◆ Exercise: Render the following material again verbatim, leaving nothing out.

◆ Data provided:
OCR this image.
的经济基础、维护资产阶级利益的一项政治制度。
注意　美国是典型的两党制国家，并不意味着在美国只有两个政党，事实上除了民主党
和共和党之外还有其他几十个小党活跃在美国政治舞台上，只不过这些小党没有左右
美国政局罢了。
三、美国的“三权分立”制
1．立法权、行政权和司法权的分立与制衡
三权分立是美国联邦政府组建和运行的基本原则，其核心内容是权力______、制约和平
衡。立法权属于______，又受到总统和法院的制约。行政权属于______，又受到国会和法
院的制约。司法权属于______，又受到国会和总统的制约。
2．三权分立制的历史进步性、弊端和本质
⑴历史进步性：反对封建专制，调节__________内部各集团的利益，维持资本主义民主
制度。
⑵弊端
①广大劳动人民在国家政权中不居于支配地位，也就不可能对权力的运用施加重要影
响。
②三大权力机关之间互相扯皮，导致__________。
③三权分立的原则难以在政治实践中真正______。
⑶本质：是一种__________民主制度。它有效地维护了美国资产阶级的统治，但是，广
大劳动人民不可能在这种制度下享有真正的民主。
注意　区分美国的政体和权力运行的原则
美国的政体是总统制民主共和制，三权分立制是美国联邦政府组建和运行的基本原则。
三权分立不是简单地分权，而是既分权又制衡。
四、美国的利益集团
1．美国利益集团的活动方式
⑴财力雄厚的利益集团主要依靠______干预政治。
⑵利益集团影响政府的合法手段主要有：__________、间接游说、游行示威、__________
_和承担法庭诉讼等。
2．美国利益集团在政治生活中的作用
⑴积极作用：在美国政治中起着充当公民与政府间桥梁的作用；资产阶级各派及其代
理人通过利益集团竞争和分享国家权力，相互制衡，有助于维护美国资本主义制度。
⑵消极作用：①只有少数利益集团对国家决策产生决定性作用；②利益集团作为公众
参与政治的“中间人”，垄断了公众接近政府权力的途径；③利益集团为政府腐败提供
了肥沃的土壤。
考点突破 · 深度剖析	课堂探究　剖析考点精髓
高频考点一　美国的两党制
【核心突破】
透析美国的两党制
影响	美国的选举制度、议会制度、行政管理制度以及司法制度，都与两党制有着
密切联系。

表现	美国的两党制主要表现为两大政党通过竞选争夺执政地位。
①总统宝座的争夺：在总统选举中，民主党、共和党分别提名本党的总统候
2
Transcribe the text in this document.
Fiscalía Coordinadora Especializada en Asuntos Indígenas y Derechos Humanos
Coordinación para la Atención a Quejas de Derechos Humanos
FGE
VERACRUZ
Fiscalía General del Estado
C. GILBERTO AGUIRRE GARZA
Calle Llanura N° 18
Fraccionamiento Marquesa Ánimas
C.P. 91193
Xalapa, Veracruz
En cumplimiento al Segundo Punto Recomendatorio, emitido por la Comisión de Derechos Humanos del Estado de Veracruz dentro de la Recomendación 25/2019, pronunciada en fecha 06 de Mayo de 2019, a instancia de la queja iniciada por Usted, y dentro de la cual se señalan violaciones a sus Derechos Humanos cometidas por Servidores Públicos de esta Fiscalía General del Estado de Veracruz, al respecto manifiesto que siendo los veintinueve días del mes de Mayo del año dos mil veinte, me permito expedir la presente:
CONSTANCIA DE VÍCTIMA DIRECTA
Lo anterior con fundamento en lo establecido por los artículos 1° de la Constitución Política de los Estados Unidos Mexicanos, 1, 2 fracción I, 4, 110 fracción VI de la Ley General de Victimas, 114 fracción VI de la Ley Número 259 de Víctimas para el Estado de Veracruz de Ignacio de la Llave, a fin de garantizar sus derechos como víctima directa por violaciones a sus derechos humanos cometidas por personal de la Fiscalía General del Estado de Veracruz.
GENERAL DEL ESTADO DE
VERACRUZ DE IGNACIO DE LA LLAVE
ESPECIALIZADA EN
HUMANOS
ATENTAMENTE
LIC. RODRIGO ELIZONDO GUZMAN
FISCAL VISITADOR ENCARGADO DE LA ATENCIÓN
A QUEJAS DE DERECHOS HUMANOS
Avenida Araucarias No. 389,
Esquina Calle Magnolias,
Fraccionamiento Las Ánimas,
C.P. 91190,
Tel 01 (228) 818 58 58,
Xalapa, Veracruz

◆ Correct result:
OCR this image.
的经济基础、维护资产阶级利益的一项政治制度。
注意　美国是典型的两党制国家，并不意味着在美国只有两个政党，事实上除了民主党
和共和党之外还有其他几十个小党活跃在美国政治舞台上，只不过这些小党没有左右
美国政局罢了。
三、美国的“三权分立”制
1．立法权、行政权和司法权的分立与制衡
三权分立是美国联邦政府组建和运行的基本原则，其核心内容是权力______、制约和平
衡。立法权属于______，又受到总统和法院的制约。行政权属于______，又受到国会和法
院的制约。司法权属于______，又受到国会和总统的制约。
2．三权分立制的历史进步性、弊端和本质
⑴历史进步性：反对封建专制，调节__________内部各集团的利益，维持资本主义民主
制度。
⑵弊端
①广大劳动人民在国家政权中不居于支配地位，也就不可能对权力的运用施加重要影
响。
②三大权力机关之间互相扯皮，导致__________。
③三权分立的原则难以在政治实践中真正______。
⑶本质：是一种__________民主制度。它有效地维护了美国资产阶级的统治，但是，广
大劳动人民不可能在这种制度下享有真正的民主。
注意　区分美国的政体和权力运行的原则
美国的政体是总统制民主共和制，三权分立制是美国联邦政府组建和运行的基本原则。
三权分立不是简单地分权，而是既分权又制衡。
四、美国的利益集团
1．美国利益集团的活动方式
⑴财力雄厚的利益集团主要依靠______干预政治。
⑵利益集团影响政府的合法手段主要有：__________、间接游说、游行示威、__________
_和承担法庭诉讼等。
2．美国利益集团在政治生活中的作用
⑴积极作用：在美国政治中起着充当公民与政府间桥梁的作用；资产阶级各派及其代
理人通过利益集团竞争和分享国家权力，相互制衡，有助于维护美国资本主义制度。
⑵消极作用：①只有少数利益集团对国家决策产生决定性作用；②利益集团作为公众
参与政治的“中间人”，垄断了公众接近政府权力的途径；③利益集团为政府腐败提供
了肥沃的土壤。
考点突破 · 深度剖析	课堂探究　剖析考点精髓
高频考点一　美国的两党制
【核心突破】
透析美国的两党制
影响	美国的选举制度、议会制度、行政管理制度以及司法制度，都与两党制有着
密切联系。

表现	美国的两党制主要表现为两大政党通过竞选争夺执政地位。
①总统宝座的争夺：在总统选举中，民主党、共和党分别提名本党的总统候
2
Transcribe the text in this document.
Fiscalía Coordinadora Especializada en Asuntos Indígenas y Derechos Humanos
Coordinación para la Atención a Quejas de Derechos Humanos
FGE
VERACRUZ
Fiscalía General del Estado
C. GILBERTO AGUIRRE GARZA
Calle Llanura N° 18
Fraccionamiento Marquesa Ánimas
C.P. 91193
Xalapa, Veracruz
En cumplimiento al Segundo Punto Recomendatorio, emitido por la Comisión de Derechos Humanos del Estado de Veracruz dentro de la Recomendación 25/2019, pronunciada en fecha 06 de Mayo de 2019, a instancia de la queja iniciada por Usted, y dentro de la cual se señalan violaciones a sus Derechos Humanos cometidas por Servidores Públicos de esta Fiscalía General del Estado de Veracruz, al respecto manifiesto que siendo los veintinueve días del mes de Mayo del año dos mil veinte, me permito expedir la presente:
CONSTANCIA DE VÍCTIMA DIRECTA
Lo anterior con fundamento en lo establecido por los artículos 1° de la Constitución Política de los Estados Unidos Mexicanos, 1, 2 fracción I, 4, 110 fracción VI de la Ley General de Victimas, 114 fracción VI de la Ley Número 259 de Víctimas para el Estado de Veracruz de Ignacio de la Llave, a fin de garantizar sus derechos como víctima directa por violaciones a sus derechos humanos cometidas por personal de la Fiscalía General del Estado de Veracruz.
GENERAL DEL ESTADO DE
VERACRUZ DE IGNACIO DE LA LLAVE
ESPECIALIZADA EN
HUMANOS
ATENTAMENTE
LIC. RODRIGO ELIZONDO GUZMAN
FISCAL VISITADOR ENCARGADO DE LA ATENCIÓN
A QUEJAS DE DERECHOS HUMANOS
Avenida Araucarias No. 389,
Esquina Calle Magnolias,
Fraccionamiento Las Ánimas,
C.P. 91190,
Tel 01 (228) 818 58 58,
Xalapa, Veracruz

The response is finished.